* Stated task: In the content marketing archive, at what point in the video does Sinek use Martin Luther King and others to explain how "we believe" connects to the why?

* Selected passage:
===

Category Archives: Content marketing

What you believe: The road to your “why”

What you believe — your values, your heart and soul — are the key to your why.

Simon Sinek’s famous TED talk, Start With Why is the first place I go when working with clients on product and company messaging. Why? Because most of us naturally think about what we do and how we do it. It takes discipline to get to what really works: why we do it and why the customer needs it. Sinek has helped us all switch to a far more effective approach: Start With Why.

Simon Sinek Start With Why

 

The most powerful way to get to the Why is through our values: who we are, what really matters — what we believe. Here’s a new video with a more developed version of Sinek’s talk. It incorporates a super-important feature that had scant mention in the earlier video: how what we believe connects to customers.

Funny, but I hadn’t really noticed how often he used the word “believe” in the original Start With Why presentation; and since then, I have been noticing how often it comes up in the values statements of the best companies in the world. 

In particular, listen at the 4:50 mark as Sinek uses Martin Luther King and others to explain how “we believe” is how you connect to the why. Your values — your beliefs — are what moves you and moves your customers into relationship with you.

“The clearer you are about what you believe, the more disciplined you are in how you do things and the more consistent you are in what you do, everything you say and do becomes a symbol for your values and beliefs.” — Simon Sinek

Every company I work with has heartfelt values, but few have enumerated them — or even discussed them. But most companies are motivated by more than just making money. For instance, my company is here because I believe in startups and entrepreneurs. I believe that bringing them world-class marketing will help them succeed, which makes the world a better place as their great ideas become commercially successful. They do not need a big budget and an expensive marketing executive to have quality marketing. A marketing strategy built on straightforward processes delivers a roadmap that even junior-level marketers can execute.

Those values — my beliefs — translate into my why, and I think all companies benefit from knowing what they believe, and why.

Managing Online Discussion Groups and Expert Communities

Social media is not just for hobbies!

Even experts in deeply technical, specialized areas are gathering online in discussion groups and expert forums. I have worked with discussion groups and forums for many companies in high-tech and consumer markets. It requires an investment and a long-term commitment but can return tremendous visibility and credibility with users and influencers.

discussion groups and expert forums exchange ideas

Here’s how you can be present, learn from your customers, establish credibility and authority, and be found by search engines. Some points to ponder:

  • Your users and potential users may already be using online communities to solve each others’ problems. They may already be talking about you! What are they saying, and how can you influence the conversation?
  • If you’re not part of the conversation, how do you become known? Can you become part of the community without seeming like a self-promoter?
  • You can offer support in public forums. Often, users will step in and do the support job for you.
  • Communities are a great place to see the voice of the customer first-hand. What are their problems and needs? What will they need in the near future?
  • If there are no communities, maybe you should start one!

Why?

Consider the benefits of online community participation. Online forums:

  • Foster learning and creates a loyal community.
  • Turn users into experts. They are especially good in fields where just a few people have expertise and many want to learn.

===

(Records from a data collection)

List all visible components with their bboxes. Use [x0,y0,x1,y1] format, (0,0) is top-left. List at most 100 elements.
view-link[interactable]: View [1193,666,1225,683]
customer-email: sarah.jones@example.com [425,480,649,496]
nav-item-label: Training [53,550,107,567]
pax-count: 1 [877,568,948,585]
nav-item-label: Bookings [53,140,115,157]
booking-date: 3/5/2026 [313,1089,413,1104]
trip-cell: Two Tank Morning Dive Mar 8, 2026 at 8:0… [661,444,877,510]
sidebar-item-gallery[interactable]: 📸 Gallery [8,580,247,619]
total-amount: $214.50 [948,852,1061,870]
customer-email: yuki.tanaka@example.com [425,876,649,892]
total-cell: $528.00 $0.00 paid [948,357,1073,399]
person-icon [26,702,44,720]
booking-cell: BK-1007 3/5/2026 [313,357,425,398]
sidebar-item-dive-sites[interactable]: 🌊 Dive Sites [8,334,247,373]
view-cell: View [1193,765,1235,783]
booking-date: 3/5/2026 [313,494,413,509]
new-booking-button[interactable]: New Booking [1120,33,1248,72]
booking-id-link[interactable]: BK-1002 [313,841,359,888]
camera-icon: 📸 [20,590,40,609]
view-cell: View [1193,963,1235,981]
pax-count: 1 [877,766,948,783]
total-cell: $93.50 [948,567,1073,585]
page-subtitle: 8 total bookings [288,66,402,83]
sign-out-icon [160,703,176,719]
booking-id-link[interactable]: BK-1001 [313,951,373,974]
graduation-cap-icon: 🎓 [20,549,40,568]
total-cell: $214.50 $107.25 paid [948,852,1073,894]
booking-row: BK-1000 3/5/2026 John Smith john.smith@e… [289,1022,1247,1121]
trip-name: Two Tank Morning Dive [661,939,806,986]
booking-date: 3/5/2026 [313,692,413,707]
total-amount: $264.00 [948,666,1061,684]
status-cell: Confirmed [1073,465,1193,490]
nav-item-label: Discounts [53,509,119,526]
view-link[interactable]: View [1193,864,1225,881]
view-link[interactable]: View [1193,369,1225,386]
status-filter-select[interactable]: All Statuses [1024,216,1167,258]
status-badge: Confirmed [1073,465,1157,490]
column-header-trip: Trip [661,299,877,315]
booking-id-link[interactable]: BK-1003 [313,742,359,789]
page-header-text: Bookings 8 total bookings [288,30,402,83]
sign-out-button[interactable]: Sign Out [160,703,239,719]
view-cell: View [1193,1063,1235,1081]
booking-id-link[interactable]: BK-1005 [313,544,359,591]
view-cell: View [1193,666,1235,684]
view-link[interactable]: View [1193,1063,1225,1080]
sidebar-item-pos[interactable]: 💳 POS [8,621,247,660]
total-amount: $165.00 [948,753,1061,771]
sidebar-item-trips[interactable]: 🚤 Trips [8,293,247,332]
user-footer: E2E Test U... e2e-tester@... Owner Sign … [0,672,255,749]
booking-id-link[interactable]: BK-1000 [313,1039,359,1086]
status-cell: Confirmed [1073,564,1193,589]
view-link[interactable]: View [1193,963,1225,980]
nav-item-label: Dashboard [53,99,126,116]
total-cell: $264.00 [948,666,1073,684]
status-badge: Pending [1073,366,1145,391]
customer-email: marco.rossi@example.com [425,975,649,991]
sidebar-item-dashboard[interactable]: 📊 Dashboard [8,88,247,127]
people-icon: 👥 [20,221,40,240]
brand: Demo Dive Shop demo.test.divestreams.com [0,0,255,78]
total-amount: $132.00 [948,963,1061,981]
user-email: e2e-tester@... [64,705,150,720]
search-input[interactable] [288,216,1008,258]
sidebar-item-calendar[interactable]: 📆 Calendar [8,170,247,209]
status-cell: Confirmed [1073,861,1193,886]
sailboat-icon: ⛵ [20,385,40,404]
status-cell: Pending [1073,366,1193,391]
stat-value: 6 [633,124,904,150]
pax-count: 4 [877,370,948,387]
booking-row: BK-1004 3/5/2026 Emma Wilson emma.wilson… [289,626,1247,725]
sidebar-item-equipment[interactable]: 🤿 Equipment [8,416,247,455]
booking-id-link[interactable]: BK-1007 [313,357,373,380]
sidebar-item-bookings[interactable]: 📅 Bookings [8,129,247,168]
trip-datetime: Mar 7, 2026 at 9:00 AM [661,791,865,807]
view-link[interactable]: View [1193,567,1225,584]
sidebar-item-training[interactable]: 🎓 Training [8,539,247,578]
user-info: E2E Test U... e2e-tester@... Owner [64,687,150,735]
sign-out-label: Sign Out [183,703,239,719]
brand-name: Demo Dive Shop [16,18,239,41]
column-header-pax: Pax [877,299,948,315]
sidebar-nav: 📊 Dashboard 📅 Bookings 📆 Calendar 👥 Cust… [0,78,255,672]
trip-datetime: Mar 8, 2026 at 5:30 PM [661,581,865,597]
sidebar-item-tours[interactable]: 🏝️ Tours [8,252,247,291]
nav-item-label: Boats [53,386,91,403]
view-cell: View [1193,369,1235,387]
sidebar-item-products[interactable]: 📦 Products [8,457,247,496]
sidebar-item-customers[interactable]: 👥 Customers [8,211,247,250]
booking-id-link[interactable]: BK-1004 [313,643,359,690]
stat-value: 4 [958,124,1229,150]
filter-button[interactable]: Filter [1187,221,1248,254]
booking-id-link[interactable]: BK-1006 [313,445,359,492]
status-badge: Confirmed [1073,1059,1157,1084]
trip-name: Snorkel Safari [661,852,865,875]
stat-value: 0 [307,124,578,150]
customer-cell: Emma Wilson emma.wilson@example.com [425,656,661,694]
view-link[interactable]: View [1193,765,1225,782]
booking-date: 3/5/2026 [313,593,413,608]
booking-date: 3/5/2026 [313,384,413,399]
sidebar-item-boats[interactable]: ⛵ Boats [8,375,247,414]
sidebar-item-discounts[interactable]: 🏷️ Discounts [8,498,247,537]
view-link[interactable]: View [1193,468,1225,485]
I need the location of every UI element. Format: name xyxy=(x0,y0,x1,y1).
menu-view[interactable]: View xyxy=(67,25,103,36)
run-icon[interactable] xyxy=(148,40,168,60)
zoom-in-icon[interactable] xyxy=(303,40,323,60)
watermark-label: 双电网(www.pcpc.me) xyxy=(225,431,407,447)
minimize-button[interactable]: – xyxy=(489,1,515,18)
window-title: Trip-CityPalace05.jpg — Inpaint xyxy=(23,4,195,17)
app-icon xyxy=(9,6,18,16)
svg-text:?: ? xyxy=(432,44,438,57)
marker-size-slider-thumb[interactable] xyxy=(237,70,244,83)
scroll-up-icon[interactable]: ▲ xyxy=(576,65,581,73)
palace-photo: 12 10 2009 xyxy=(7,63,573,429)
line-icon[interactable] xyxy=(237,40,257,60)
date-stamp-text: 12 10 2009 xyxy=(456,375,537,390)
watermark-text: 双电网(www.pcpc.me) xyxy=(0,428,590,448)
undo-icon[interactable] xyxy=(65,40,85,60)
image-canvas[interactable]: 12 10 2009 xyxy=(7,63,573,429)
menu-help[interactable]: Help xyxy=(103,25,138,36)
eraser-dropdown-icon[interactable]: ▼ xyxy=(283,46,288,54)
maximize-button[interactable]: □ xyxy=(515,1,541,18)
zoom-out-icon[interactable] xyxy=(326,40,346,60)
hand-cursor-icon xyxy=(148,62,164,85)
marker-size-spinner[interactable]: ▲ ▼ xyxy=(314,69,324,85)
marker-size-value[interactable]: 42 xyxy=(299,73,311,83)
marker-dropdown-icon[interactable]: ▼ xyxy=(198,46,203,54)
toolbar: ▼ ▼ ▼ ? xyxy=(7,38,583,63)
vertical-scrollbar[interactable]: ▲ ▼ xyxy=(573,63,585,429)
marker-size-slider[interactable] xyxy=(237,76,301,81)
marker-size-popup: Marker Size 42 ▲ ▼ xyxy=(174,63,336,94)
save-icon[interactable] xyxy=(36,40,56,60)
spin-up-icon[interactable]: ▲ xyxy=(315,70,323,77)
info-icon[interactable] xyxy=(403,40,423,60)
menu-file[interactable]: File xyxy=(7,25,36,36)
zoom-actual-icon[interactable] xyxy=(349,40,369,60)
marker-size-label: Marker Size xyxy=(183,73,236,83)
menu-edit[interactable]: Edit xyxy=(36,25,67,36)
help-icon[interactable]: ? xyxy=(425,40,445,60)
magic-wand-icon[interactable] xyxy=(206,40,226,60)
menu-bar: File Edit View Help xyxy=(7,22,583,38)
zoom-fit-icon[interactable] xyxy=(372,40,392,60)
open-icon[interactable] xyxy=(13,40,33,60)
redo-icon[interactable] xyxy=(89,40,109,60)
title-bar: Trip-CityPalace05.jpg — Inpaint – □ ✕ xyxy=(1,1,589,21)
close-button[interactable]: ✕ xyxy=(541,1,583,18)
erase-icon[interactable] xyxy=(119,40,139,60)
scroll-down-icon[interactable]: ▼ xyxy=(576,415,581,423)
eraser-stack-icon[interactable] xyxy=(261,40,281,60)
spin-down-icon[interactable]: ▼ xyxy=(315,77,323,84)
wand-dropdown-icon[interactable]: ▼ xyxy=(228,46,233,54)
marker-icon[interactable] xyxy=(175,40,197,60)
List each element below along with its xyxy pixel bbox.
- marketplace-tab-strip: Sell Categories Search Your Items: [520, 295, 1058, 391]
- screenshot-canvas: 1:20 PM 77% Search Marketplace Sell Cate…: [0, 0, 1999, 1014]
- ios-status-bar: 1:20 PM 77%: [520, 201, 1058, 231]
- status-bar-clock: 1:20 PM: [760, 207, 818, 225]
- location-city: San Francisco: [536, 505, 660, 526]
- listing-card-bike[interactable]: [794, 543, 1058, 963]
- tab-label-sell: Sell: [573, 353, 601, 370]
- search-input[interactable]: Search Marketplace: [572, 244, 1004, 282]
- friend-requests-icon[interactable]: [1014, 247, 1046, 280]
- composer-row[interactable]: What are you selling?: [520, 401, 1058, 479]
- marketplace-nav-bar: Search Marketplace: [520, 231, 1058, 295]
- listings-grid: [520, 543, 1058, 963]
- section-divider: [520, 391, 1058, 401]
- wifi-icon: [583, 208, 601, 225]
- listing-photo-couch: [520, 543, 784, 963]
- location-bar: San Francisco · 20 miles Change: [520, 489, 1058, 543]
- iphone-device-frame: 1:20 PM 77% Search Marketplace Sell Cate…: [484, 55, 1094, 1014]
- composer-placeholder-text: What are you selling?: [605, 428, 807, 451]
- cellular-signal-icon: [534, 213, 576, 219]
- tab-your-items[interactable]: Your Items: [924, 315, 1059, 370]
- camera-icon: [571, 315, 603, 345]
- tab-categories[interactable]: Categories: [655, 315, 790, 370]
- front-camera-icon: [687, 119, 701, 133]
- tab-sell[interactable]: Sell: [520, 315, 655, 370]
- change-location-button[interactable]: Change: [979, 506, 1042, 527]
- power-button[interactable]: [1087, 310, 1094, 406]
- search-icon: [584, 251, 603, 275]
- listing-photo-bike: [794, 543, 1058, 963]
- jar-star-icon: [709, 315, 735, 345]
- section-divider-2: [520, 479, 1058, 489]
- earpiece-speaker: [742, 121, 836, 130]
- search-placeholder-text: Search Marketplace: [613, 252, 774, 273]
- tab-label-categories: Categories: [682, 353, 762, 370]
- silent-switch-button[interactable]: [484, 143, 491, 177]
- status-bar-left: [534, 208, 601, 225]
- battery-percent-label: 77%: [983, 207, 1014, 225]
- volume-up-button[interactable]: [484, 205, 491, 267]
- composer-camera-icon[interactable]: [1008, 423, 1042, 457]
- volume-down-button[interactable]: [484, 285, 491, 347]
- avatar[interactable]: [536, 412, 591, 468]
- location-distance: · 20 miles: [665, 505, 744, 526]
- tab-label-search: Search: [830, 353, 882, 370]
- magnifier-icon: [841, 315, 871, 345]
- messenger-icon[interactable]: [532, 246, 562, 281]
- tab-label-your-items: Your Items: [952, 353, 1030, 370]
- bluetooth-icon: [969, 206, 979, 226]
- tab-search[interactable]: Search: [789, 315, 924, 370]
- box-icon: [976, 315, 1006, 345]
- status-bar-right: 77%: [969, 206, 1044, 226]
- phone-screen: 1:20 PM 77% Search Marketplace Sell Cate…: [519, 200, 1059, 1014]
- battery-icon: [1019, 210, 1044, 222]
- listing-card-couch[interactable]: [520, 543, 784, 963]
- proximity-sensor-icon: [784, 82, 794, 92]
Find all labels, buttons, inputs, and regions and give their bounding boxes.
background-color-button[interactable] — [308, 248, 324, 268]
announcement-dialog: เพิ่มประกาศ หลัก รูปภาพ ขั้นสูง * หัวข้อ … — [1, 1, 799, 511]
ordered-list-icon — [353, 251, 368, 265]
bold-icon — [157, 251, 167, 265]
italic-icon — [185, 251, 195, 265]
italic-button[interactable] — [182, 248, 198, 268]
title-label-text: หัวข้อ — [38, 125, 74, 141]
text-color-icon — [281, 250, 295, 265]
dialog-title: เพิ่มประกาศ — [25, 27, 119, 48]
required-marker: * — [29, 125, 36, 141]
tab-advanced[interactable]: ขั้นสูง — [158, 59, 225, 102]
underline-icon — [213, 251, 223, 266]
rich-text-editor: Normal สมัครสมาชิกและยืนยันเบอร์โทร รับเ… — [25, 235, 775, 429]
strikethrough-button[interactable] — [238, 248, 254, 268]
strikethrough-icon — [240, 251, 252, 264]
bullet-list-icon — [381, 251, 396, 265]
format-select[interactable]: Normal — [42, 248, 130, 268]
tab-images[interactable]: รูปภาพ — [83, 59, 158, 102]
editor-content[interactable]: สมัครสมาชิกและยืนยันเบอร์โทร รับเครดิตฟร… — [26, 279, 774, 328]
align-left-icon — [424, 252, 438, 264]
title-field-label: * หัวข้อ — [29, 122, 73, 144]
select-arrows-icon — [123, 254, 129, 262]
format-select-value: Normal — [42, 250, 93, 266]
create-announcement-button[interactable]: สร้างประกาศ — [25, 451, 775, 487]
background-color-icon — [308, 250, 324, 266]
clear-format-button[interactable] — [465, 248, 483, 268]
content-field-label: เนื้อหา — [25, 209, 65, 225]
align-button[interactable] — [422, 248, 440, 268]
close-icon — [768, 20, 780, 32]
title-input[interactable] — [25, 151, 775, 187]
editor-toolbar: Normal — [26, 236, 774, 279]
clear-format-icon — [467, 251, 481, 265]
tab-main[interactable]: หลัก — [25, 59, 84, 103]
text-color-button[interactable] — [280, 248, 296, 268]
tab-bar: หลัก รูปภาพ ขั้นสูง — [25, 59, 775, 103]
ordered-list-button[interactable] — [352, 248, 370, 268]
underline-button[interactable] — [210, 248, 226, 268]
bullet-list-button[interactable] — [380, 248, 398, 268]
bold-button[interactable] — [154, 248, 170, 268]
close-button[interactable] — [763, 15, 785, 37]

===

* Solution to this problem: At the 4:50 mark.